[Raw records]
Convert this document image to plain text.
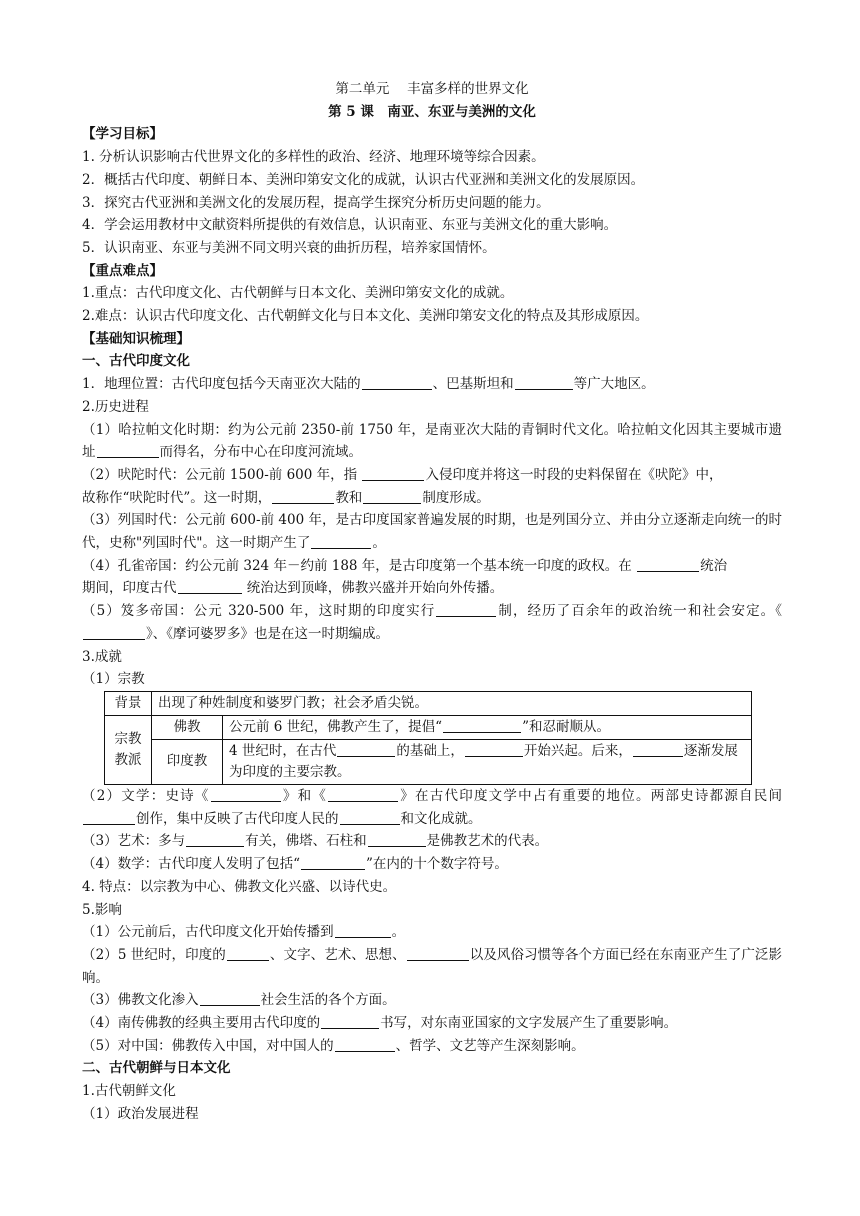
第二单元　 丰富多样的世界文化
第 5 课　南亚、东亚与美洲的文化
【学习目标】
1. 分析认识影响古代世界文化的多样性的政治、经济、地理环境等综合因素。
2．概括古代印度、朝鲜日本、美洲印第安文化的成就，认识古代亚洲和美洲文化的发展原因。
3．探究古代亚洲和美洲文化的发展历程，提高学生探究分析历史问题的能力。
4．学会运用教材中文献资料所提供的有效信息，认识南亚、东亚与美洲文化的重大影响。
5．认识南亚、东亚与美洲不同文明兴衰的曲折历程，培养家国情怀。
【重点难点】
1.重点：古代印度文化、古代朝鲜与日本文化、美洲印第安文化的成就。
2.难点：认识古代印度文化、古代朝鲜文化与日本文化、美洲印第安文化的特点及其形成原因。
【基础知识梳理】
一、古代印度文化
1．地理位置：古代印度包括今天南亚次大陆的	、巴基斯坦和	等广大地区。
2.历史进程
（1）哈拉帕文化时期：约为公元前 2350-前 1750 年，是南亚次大陆的青铜时代文化。哈拉帕文化因其主要城市遗址	而得名，分布中心在印度河流域。
（2）吠陀时代：公元前 1500-前 600 年，指	入侵印度并将这一时段的史料保留在《吠陀》中，
故称作“吠陀时代”。这一时期，	教和	制度形成。
（3）列国时代：公元前 600-前 400 年，是古印度国家普遍发展的时期，也是列国分立、并由分立逐渐走向统一的时代，史称"列国时代"。这一时期产生了	。
（4）孔雀帝国：约公元前 324 年－约前 188 年，是古印度第一个基本统一印度的政权。在	统治
期间，印度古代	统治达到顶峰，佛教兴盛并开始向外传播。
（5）笈多帝国：公元 320-500 年，这时期的印度实行	制，经历了百余年的政治统一和社会安定。《》、《摩诃婆罗多》也是在这一时期编成。
3.成就
（1）宗教
背景	出现了种姓制度和婆罗门教；社会矛盾尖锐。	
宗教教派	佛教	公元前 6 世纪，佛教产生了，提倡“ ”和忍耐顺从。
	印度教	4 世纪时，在古代 的基础上， 开始兴起。后来， 逐渐发展为印度的主要宗教。
（2）文学：史诗《	》和《	》在古代印度文学中占有重要的地位。两部史诗都源自民间创作，集中反映了古代印度人民的	和文化成就。
（3）艺术：多与	有关，佛塔、石柱和	是佛教艺术的代表。
（4）数学：古代印度人发明了包括“	”在内的十个数字符号。
4. 特点：以宗教为中心、佛教文化兴盛、以诗代史。
5.影响
（1）公元前后，古代印度文化开始传播到	。
（2）5 世纪时，印度的	、文字、艺术、思想、	以及风俗习惯等各个方面已经在东南亚产生了广泛影响。
（3）佛教文化渗入	社会生活的各个方面。
（4）南传佛教的经典主要用古代印度的	书写，对东南亚国家的文字发展产生了重要影响。
（5）对中国：佛教传入中国，对中国人的	、哲学、文艺等产生深刻影响。
二、古代朝鲜与日本文化
1.古代朝鲜文化
（1）政治发展进程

**REQUEST**: Give only the number of lines in the entries above that contain the string "认识南亚".

**REPLY TO THE TASK**: 2